■ Work to complete ■
Copy all lines below exactly as written. Leave pictures out.

■ Material provided ■
======
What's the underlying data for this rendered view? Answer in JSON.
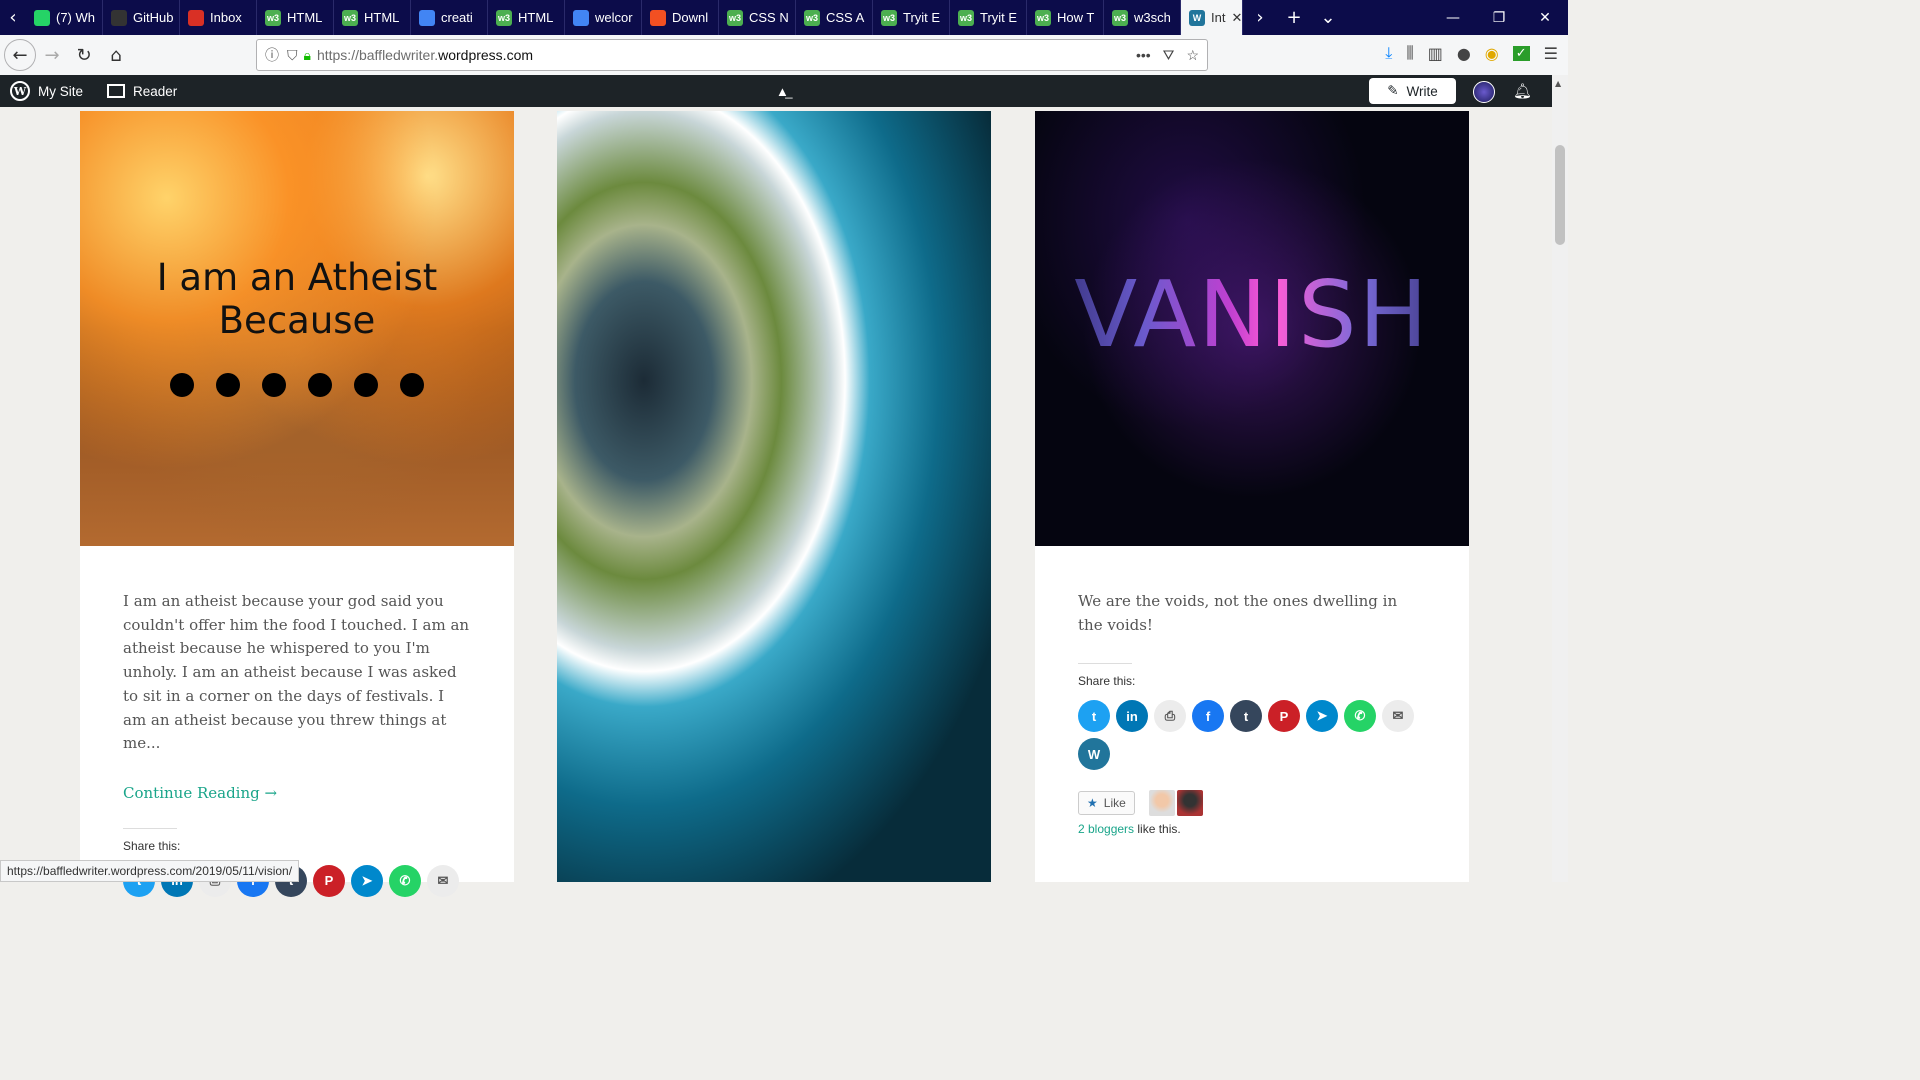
{
  "browser": {
    "tabs": [
      {
        "label": "(7) Wh",
        "icon": "whatsapp-icon",
        "color": "#25d366"
      },
      {
        "label": "GitHub",
        "icon": "github-icon",
        "color": "#333333"
      },
      {
        "label": "Inbox",
        "icon": "gmail-icon",
        "color": "#d93025"
      },
      {
        "label": "HTML",
        "icon": "w3schools-icon",
        "color": "#4caf50"
      },
      {
        "label": "HTML",
        "icon": "w3schools-icon",
        "color": "#4caf50"
      },
      {
        "label": "creati",
        "icon": "google-icon",
        "color": "#4285f4"
      },
      {
        "label": "HTML",
        "icon": "w3schools-icon",
        "color": "#4caf50"
      },
      {
        "label": "welcor",
        "icon": "google-icon",
        "color": "#4285f4"
      },
      {
        "label": "Downl",
        "icon": "microsoft-icon",
        "color": "#f25022"
      },
      {
        "label": "CSS N",
        "icon": "w3schools-icon",
        "color": "#4caf50"
      },
      {
        "label": "CSS A",
        "icon": "w3schools-icon",
        "color": "#4caf50"
      },
      {
        "label": "Tryit E",
        "icon": "w3schools-icon",
        "color": "#4caf50"
      },
      {
        "label": "Tryit E",
        "icon": "w3schools-icon",
        "color": "#4caf50"
      },
      {
        "label": "How T",
        "icon": "w3schools-icon",
        "color": "#4caf50"
      },
      {
        "label": "w3sch",
        "icon": "w3schools-icon",
        "color": "#4caf50"
      }
    ],
    "active_tab": {
      "label": "Int",
      "icon": "wordpress-icon"
    },
    "url_prefix": "https://baffledwriter.",
    "url_domain": "wordpress.com",
    "status_url": "https://baffledwriter.wordpress.com/2019/05/11/vision/"
  },
  "wpbar": {
    "my_site": "My Site",
    "reader": "Reader",
    "write": "Write"
  },
  "posts": [
    {
      "image_title": "I am an Atheist Because",
      "excerpt": "I am an atheist because your god said you couldn't offer him the food I touched. I am an atheist because he whispered to you I'm unholy. I am an atheist because I was asked to sit in a corner on the days of festivals. I am an atheist because you threw things at me...",
      "continue": "Continue Reading →",
      "share_label": "Share this:"
    },
    {
      "image_title": ""
    },
    {
      "image_title": "VANISH",
      "excerpt": "We are the voids, not the ones dwelling in the voids!",
      "share_label": "Share this:",
      "like": "Like",
      "likes_count": "2 bloggers",
      "likes_suffix": " like this."
    }
  ],
  "share_buttons": [
    {
      "name": "twitter",
      "glyph": "t",
      "color": "#1da1f2"
    },
    {
      "name": "linkedin",
      "glyph": "in",
      "color": "#0077b5"
    },
    {
      "name": "print",
      "glyph": "⎙",
      "color": "#ececec"
    },
    {
      "name": "facebook",
      "glyph": "f",
      "color": "#1877f2"
    },
    {
      "name": "tumblr",
      "glyph": "t",
      "color": "#35465c"
    },
    {
      "name": "pinterest",
      "glyph": "P",
      "color": "#cb2027"
    },
    {
      "name": "telegram",
      "glyph": "➤",
      "color": "#0088cc"
    },
    {
      "name": "whatsapp",
      "glyph": "✆",
      "color": "#25d366"
    },
    {
      "name": "email",
      "glyph": "✉",
      "color": "#ececec"
    },
    {
      "name": "wordpress",
      "glyph": "W",
      "color": "#21759b"
    }
  ]
}
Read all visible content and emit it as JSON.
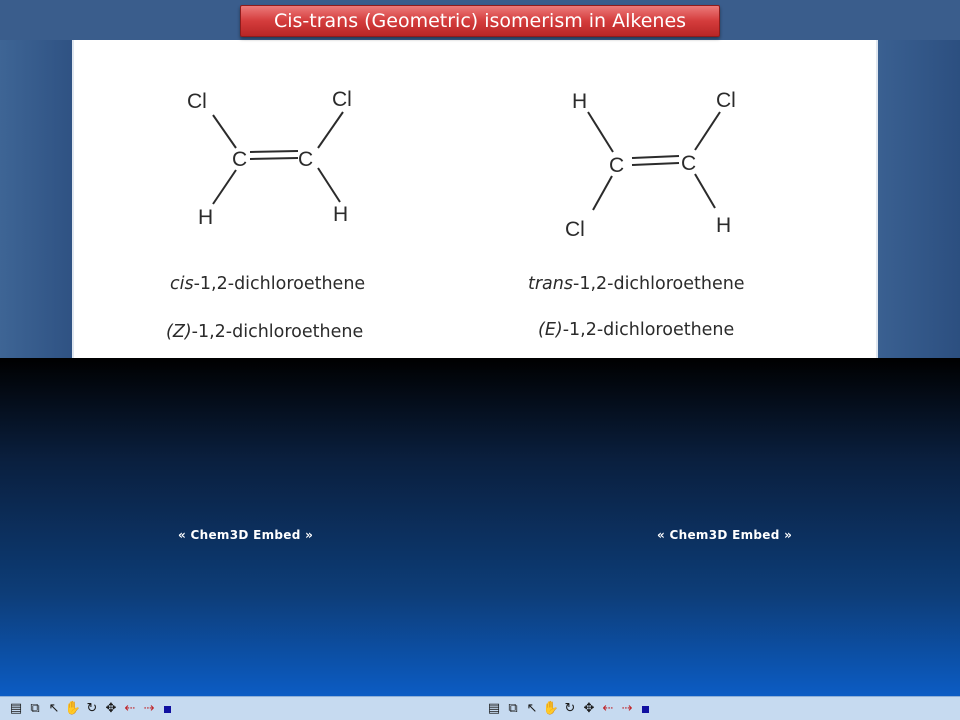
{
  "slide": {
    "title": "Cis-trans (Geometric) isomerism  in Alkenes"
  },
  "molecules": [
    {
      "atoms": {
        "top_left": "Cl",
        "top_right": "Cl",
        "c_left": "C",
        "c_right": "C",
        "bottom_left": "H",
        "bottom_right": "H"
      },
      "name_prefix": "cis",
      "name_suffix": "-1,2-dichloroethene",
      "ez_prefix": "(Z)",
      "ez_suffix": "-1,2-dichloroethene"
    },
    {
      "atoms": {
        "top_left": "H",
        "top_right": "Cl",
        "c_left": "C",
        "c_right": "C",
        "bottom_left": "Cl",
        "bottom_right": "H"
      },
      "name_prefix": "trans",
      "name_suffix": "-1,2-dichloroethene",
      "ez_prefix": "(E)",
      "ez_suffix": "-1,2-dichloroethene"
    }
  ],
  "embeds": {
    "left_label": "« Chem3D Embed »",
    "right_label": "« Chem3D Embed »"
  },
  "toolbar": {
    "icons": [
      "document-icon",
      "molecule-icon",
      "pointer-icon",
      "hand-icon",
      "rotate-icon",
      "translate-icon",
      "bond-left-icon",
      "bond-right-icon",
      "stop-icon"
    ]
  },
  "colors": {
    "title_bar": "#d43c3c",
    "panel": "#ffffff",
    "side": "#3a5d8c",
    "embed_area": "#0d3d78",
    "toolbar": "#c6daf0"
  }
}
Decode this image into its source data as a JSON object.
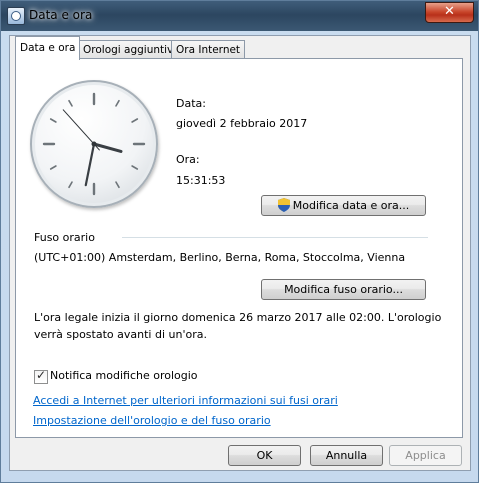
{
  "window": {
    "title": "Data e ora",
    "close_label": "✕"
  },
  "tabs": [
    {
      "label": "Data e ora"
    },
    {
      "label": "Orologi aggiuntivi"
    },
    {
      "label": "Ora Internet"
    }
  ],
  "clock": {
    "hour": 15,
    "minute": 31,
    "second": 53
  },
  "date_section": {
    "date_label": "Data:",
    "date_value": "giovedì 2 febbraio 2017",
    "time_label": "Ora:",
    "time_value": "15:31:53",
    "change_datetime_button": "Modifica data e ora..."
  },
  "timezone": {
    "heading": "Fuso orario",
    "value": "(UTC+01:00) Amsterdam, Berlino, Berna, Roma, Stoccolma, Vienna",
    "change_button": "Modifica fuso orario..."
  },
  "dst_notice": {
    "line1": "L'ora legale inizia il giorno domenica 26 marzo 2017 alle 02:00. L'orologio",
    "line2": "verrà spostato avanti di un'ora."
  },
  "notify_checkbox": {
    "label": "Notifica modifiche orologio",
    "checked": true
  },
  "links": {
    "internet_info": "Accedi a Internet per ulteriori informazioni sui fusi orari",
    "clock_settings": "Impostazione dell'orologio e del fuso orario"
  },
  "footer_buttons": {
    "ok": "OK",
    "cancel": "Annulla",
    "apply": "Applica"
  }
}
======
■ Task answer ■
What's the underlying data for this rendered view? Answer in JSON.
{
  "browser": {
    "tabs": [
      {
        "label": "(7) Wh",
        "icon": "whatsapp-icon",
        "color": "#25d366"
      },
      {
        "label": "GitHub",
        "icon": "github-icon",
        "color": "#333333"
      },
      {
        "label": "Inbox",
        "icon": "gmail-icon",
        "color": "#d93025"
      },
      {
        "label": "HTML",
        "icon": "w3schools-icon",
        "color": "#4caf50"
      },
      {
        "label": "HTML",
        "icon": "w3schools-icon",
        "color": "#4caf50"
      },
      {
        "label": "creati",
        "icon": "google-icon",
        "color": "#4285f4"
      },
      {
        "label": "HTML",
        "icon": "w3schools-icon",
        "color": "#4caf50"
      },
      {
        "label": "welcor",
        "icon": "google-icon",
        "color": "#4285f4"
      },
      {
        "label": "Downl",
        "icon": "microsoft-icon",
        "color": "#f25022"
      },
      {
        "label": "CSS N",
        "icon": "w3schools-icon",
        "color": "#4caf50"
      },
      {
        "label": "CSS A",
        "icon": "w3schools-icon",
        "color": "#4caf50"
      },
      {
        "label": "Tryit E",
        "icon": "w3schools-icon",
        "color": "#4caf50"
      },
      {
        "label": "Tryit E",
        "icon": "w3schools-icon",
        "color": "#4caf50"
      },
      {
        "label": "How T",
        "icon": "w3schools-icon",
        "color": "#4caf50"
      },
      {
        "label": "w3sch",
        "icon": "w3schools-icon",
        "color": "#4caf50"
      }
    ],
    "active_tab": {
      "label": "Int",
      "icon": "wordpress-icon"
    },
    "url_prefix": "https://baffledwriter.",
    "url_domain": "wordpress.com",
    "status_url": "https://baffledwriter.wordpress.com/2019/05/11/vision/"
  },
  "wpbar": {
    "my_site": "My Site",
    "reader": "Reader",
    "write": "Write"
  },
  "posts": [
    {
      "image_title": "I am an Atheist Because",
      "excerpt": "I am an atheist because your god said you couldn't offer him the food I touched. I am an atheist because he whispered to you I'm unholy. I am an atheist because I was asked to sit in a corner on the days of festivals. I am an atheist because you threw things at me...",
      "continue": "Continue Reading →",
      "share_label": "Share this:"
    },
    {
      "image_title": ""
    },
    {
      "image_title": "VANISH",
      "excerpt": "We are the voids, not the ones dwelling in the voids!",
      "share_label": "Share this:",
      "like": "Like",
      "likes_count": "2 bloggers",
      "likes_suffix": " like this."
    }
  ],
  "share_buttons": [
    {
      "name": "twitter",
      "glyph": "t",
      "color": "#1da1f2"
    },
    {
      "name": "linkedin",
      "glyph": "in",
      "color": "#0077b5"
    },
    {
      "name": "print",
      "glyph": "⎙",
      "color": "#ececec"
    },
    {
      "name": "facebook",
      "glyph": "f",
      "color": "#1877f2"
    },
    {
      "name": "tumblr",
      "glyph": "t",
      "color": "#35465c"
    },
    {
      "name": "pinterest",
      "glyph": "P",
      "color": "#cb2027"
    },
    {
      "name": "telegram",
      "glyph": "➤",
      "color": "#0088cc"
    },
    {
      "name": "whatsapp",
      "glyph": "✆",
      "color": "#25d366"
    },
    {
      "name": "email",
      "glyph": "✉",
      "color": "#ececec"
    },
    {
      "name": "wordpress",
      "glyph": "W",
      "color": "#21759b"
    }
  ]
}
Read all visible content and emit it as JSON.
{
  "slide": {
    "title": "Cis-trans (Geometric) isomerism  in Alkenes"
  },
  "molecules": [
    {
      "atoms": {
        "top_left": "Cl",
        "top_right": "Cl",
        "c_left": "C",
        "c_right": "C",
        "bottom_left": "H",
        "bottom_right": "H"
      },
      "name_prefix": "cis",
      "name_suffix": "-1,2-dichloroethene",
      "ez_prefix": "(Z)",
      "ez_suffix": "-1,2-dichloroethene"
    },
    {
      "atoms": {
        "top_left": "H",
        "top_right": "Cl",
        "c_left": "C",
        "c_right": "C",
        "bottom_left": "Cl",
        "bottom_right": "H"
      },
      "name_prefix": "trans",
      "name_suffix": "-1,2-dichloroethene",
      "ez_prefix": "(E)",
      "ez_suffix": "-1,2-dichloroethene"
    }
  ],
  "embeds": {
    "left_label": "« Chem3D Embed »",
    "right_label": "« Chem3D Embed »"
  },
  "toolbar": {
    "icons": [
      "document-icon",
      "molecule-icon",
      "pointer-icon",
      "hand-icon",
      "rotate-icon",
      "translate-icon",
      "bond-left-icon",
      "bond-right-icon",
      "stop-icon"
    ]
  },
  "colors": {
    "title_bar": "#d43c3c",
    "panel": "#ffffff",
    "side": "#3a5d8c",
    "embed_area": "#0d3d78",
    "toolbar": "#c6daf0"
  }
}
Decode this image into its source data as a JSON object.
{
  "window": {
    "title": "Data e ora",
    "close_label": "✕"
  },
  "tabs": [
    {
      "label": "Data e ora"
    },
    {
      "label": "Orologi aggiuntivi"
    },
    {
      "label": "Ora Internet"
    }
  ],
  "clock": {
    "hour": 15,
    "minute": 31,
    "second": 53
  },
  "date_section": {
    "date_label": "Data:",
    "date_value": "giovedì 2 febbraio 2017",
    "time_label": "Ora:",
    "time_value": "15:31:53",
    "change_datetime_button": "Modifica data e ora..."
  },
  "timezone": {
    "heading": "Fuso orario",
    "value": "(UTC+01:00) Amsterdam, Berlino, Berna, Roma, Stoccolma, Vienna",
    "change_button": "Modifica fuso orario..."
  },
  "dst_notice": {
    "line1": "L'ora legale inizia il giorno domenica 26 marzo 2017 alle 02:00. L'orologio",
    "line2": "verrà spostato avanti di un'ora."
  },
  "notify_checkbox": {
    "label": "Notifica modifiche orologio",
    "checked": true
  },
  "links": {
    "internet_info": "Accedi a Internet per ulteriori informazioni sui fusi orari",
    "clock_settings": "Impostazione dell'orologio e del fuso orario"
  },
  "footer_buttons": {
    "ok": "OK",
    "cancel": "Annulla",
    "apply": "Applica"
  }
}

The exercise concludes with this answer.